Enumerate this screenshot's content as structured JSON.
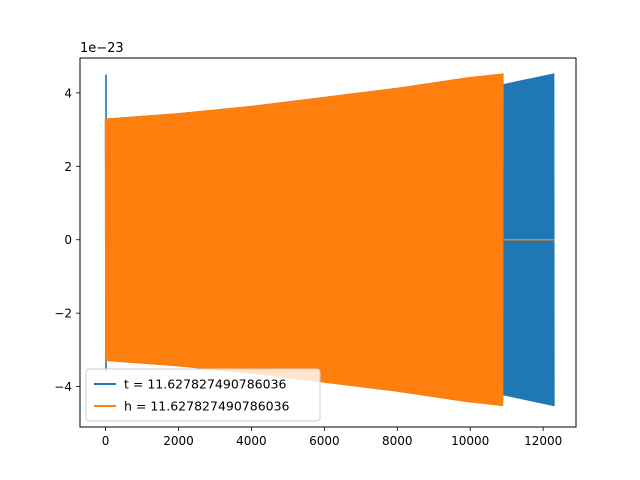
{
  "chart_data": {
    "type": "line",
    "title": "",
    "xlabel": "",
    "ylabel": "",
    "xlim": [
      -700,
      12900
    ],
    "ylim": [
      -5.1,
      4.95
    ],
    "x_ticks": [
      0,
      2000,
      4000,
      6000,
      8000,
      10000,
      12000
    ],
    "x_tick_labels": [
      "0",
      "2000",
      "4000",
      "6000",
      "8000",
      "10000",
      "12000"
    ],
    "y_ticks": [
      -4,
      -2,
      0,
      2,
      4
    ],
    "y_tick_labels": [
      "−4",
      "−2",
      "0",
      "2",
      "4"
    ],
    "y_offset_text": "1e−23",
    "grid": false,
    "legend_position": "lower-left",
    "series": [
      {
        "name": "t = 11.627827490786036",
        "color": "#1f77b4",
        "envelope_x": [
          0,
          2000,
          4000,
          6000,
          8000,
          10000,
          10900,
          12300
        ],
        "envelope_y": [
          3.35,
          3.5,
          3.7,
          3.95,
          4.2,
          4.5,
          4.3,
          4.6
        ],
        "initial_spike": [
          4.5,
          -3.6
        ]
      },
      {
        "name": "h = 11.627827490786036",
        "color": "#ff7f0e",
        "envelope_x": [
          0,
          2000,
          4000,
          6000,
          8000,
          10000,
          10900
        ],
        "envelope_y": [
          3.35,
          3.5,
          3.7,
          3.95,
          4.2,
          4.5,
          4.6
        ],
        "x_end": 10900,
        "flat_x": [
          10900,
          12300
        ],
        "flat_y": 0
      }
    ]
  }
}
*****
INSTRUCTIONS TO FOLLOW> Repeat all the data as it stands, dropping any images it holds.

REPLY>
Enumerate this screenshot's content as structured JSON.
{
  "chart_data": {
    "type": "line",
    "title": "",
    "xlabel": "",
    "ylabel": "",
    "xlim": [
      -700,
      12900
    ],
    "ylim": [
      -5.1,
      4.95
    ],
    "x_ticks": [
      0,
      2000,
      4000,
      6000,
      8000,
      10000,
      12000
    ],
    "x_tick_labels": [
      "0",
      "2000",
      "4000",
      "6000",
      "8000",
      "10000",
      "12000"
    ],
    "y_ticks": [
      -4,
      -2,
      0,
      2,
      4
    ],
    "y_tick_labels": [
      "−4",
      "−2",
      "0",
      "2",
      "4"
    ],
    "y_offset_text": "1e−23",
    "grid": false,
    "legend_position": "lower-left",
    "series": [
      {
        "name": "t = 11.627827490786036",
        "color": "#1f77b4",
        "envelope_x": [
          0,
          2000,
          4000,
          6000,
          8000,
          10000,
          10900,
          12300
        ],
        "envelope_y": [
          3.35,
          3.5,
          3.7,
          3.95,
          4.2,
          4.5,
          4.3,
          4.6
        ],
        "initial_spike": [
          4.5,
          -3.6
        ]
      },
      {
        "name": "h = 11.627827490786036",
        "color": "#ff7f0e",
        "envelope_x": [
          0,
          2000,
          4000,
          6000,
          8000,
          10000,
          10900
        ],
        "envelope_y": [
          3.35,
          3.5,
          3.7,
          3.95,
          4.2,
          4.5,
          4.6
        ],
        "x_end": 10900,
        "flat_x": [
          10900,
          12300
        ],
        "flat_y": 0
      }
    ]
  }
}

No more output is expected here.